--- Given entries ---

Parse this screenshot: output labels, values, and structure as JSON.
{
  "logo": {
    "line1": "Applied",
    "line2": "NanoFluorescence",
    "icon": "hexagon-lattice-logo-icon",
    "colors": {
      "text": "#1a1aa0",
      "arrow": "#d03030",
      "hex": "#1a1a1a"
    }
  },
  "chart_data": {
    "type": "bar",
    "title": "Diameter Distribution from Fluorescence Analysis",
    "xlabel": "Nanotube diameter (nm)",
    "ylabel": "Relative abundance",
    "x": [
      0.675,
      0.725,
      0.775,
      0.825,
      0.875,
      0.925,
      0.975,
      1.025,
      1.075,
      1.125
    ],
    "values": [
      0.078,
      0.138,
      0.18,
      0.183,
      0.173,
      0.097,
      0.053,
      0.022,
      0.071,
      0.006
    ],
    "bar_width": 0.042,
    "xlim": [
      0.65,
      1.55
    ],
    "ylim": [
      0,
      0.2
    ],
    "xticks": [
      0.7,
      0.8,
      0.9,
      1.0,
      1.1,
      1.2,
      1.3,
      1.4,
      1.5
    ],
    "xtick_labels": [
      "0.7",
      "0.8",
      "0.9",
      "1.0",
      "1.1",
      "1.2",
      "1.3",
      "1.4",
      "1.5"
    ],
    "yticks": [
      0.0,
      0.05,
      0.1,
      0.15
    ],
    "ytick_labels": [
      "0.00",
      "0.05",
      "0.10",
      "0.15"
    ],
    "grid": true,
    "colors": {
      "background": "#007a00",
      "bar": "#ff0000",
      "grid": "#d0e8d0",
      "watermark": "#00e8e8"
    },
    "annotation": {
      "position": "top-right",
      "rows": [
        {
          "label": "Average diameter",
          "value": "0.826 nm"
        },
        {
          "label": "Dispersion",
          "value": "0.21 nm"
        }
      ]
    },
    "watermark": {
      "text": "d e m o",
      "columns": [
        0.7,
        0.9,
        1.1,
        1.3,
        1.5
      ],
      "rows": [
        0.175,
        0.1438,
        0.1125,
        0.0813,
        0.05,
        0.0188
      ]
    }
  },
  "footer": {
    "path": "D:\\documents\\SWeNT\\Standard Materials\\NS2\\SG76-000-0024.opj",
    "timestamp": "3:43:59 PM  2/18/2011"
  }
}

---

• [Brief] Without leaving anything out, quote all the data.

• [Task result]
Parse this screenshot: output labels, values, and structure as JSON.
{
  "logo": {
    "line1": "Applied",
    "line2": "NanoFluorescence",
    "icon": "hexagon-lattice-logo-icon",
    "colors": {
      "text": "#1a1aa0",
      "arrow": "#d03030",
      "hex": "#1a1a1a"
    }
  },
  "chart_data": {
    "type": "bar",
    "title": "Diameter Distribution from Fluorescence Analysis",
    "xlabel": "Nanotube diameter (nm)",
    "ylabel": "Relative abundance",
    "x": [
      0.675,
      0.725,
      0.775,
      0.825,
      0.875,
      0.925,
      0.975,
      1.025,
      1.075,
      1.125
    ],
    "values": [
      0.078,
      0.138,
      0.18,
      0.183,
      0.173,
      0.097,
      0.053,
      0.022,
      0.071,
      0.006
    ],
    "bar_width": 0.042,
    "xlim": [
      0.65,
      1.55
    ],
    "ylim": [
      0,
      0.2
    ],
    "xticks": [
      0.7,
      0.8,
      0.9,
      1.0,
      1.1,
      1.2,
      1.3,
      1.4,
      1.5
    ],
    "xtick_labels": [
      "0.7",
      "0.8",
      "0.9",
      "1.0",
      "1.1",
      "1.2",
      "1.3",
      "1.4",
      "1.5"
    ],
    "yticks": [
      0.0,
      0.05,
      0.1,
      0.15
    ],
    "ytick_labels": [
      "0.00",
      "0.05",
      "0.10",
      "0.15"
    ],
    "grid": true,
    "colors": {
      "background": "#007a00",
      "bar": "#ff0000",
      "grid": "#d0e8d0",
      "watermark": "#00e8e8"
    },
    "annotation": {
      "position": "top-right",
      "rows": [
        {
          "label": "Average diameter",
          "value": "0.826 nm"
        },
        {
          "label": "Dispersion",
          "value": "0.21 nm"
        }
      ]
    },
    "watermark": {
      "text": "d e m o",
      "columns": [
        0.7,
        0.9,
        1.1,
        1.3,
        1.5
      ],
      "rows": [
        0.175,
        0.1438,
        0.1125,
        0.0813,
        0.05,
        0.0188
      ]
    }
  },
  "footer": {
    "path": "D:\\documents\\SWeNT\\Standard Materials\\NS2\\SG76-000-0024.opj",
    "timestamp": "3:43:59 PM  2/18/2011"
  }
}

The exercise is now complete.